The records:
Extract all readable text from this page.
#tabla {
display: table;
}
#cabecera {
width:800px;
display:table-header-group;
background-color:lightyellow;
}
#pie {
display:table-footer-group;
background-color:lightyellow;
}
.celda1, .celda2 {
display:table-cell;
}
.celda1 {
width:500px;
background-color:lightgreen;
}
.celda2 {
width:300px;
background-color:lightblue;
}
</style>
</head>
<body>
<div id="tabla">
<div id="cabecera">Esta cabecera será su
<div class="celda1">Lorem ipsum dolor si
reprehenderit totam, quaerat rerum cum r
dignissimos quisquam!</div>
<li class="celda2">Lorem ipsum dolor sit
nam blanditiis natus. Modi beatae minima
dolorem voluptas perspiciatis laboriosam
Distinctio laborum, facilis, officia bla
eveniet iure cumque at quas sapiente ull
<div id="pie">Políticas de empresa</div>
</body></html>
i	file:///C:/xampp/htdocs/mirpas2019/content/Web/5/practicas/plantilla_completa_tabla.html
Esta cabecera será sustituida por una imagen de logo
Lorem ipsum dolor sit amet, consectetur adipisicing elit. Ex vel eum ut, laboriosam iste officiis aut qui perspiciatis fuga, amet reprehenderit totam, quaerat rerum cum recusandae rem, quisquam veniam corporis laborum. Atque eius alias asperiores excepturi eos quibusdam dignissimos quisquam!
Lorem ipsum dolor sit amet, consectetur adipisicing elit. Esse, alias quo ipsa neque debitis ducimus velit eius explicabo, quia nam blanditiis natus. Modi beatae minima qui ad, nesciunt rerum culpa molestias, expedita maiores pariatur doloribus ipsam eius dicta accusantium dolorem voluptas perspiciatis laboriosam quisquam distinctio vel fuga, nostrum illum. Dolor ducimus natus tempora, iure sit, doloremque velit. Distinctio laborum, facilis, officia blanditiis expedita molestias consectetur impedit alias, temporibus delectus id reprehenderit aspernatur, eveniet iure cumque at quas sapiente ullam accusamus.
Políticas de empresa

==

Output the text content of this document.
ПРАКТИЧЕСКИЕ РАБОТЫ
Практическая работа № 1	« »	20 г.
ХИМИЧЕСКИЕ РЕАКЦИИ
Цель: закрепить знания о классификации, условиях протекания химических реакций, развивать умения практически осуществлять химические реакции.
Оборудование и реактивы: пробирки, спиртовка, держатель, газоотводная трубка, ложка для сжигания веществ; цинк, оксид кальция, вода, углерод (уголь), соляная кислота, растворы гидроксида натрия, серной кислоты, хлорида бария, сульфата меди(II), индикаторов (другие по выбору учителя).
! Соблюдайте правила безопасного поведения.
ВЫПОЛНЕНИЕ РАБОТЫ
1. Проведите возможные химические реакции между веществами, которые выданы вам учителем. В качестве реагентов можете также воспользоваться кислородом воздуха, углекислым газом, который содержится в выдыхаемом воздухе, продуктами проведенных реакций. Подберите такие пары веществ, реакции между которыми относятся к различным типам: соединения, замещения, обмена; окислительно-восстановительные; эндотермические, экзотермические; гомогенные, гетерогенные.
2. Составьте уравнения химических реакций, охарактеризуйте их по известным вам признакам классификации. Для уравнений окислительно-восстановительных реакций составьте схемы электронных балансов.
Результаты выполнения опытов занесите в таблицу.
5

Problem to solve: Tally every line of the listing that holds the string "Políticas", then give the number by itself.

Response below: 2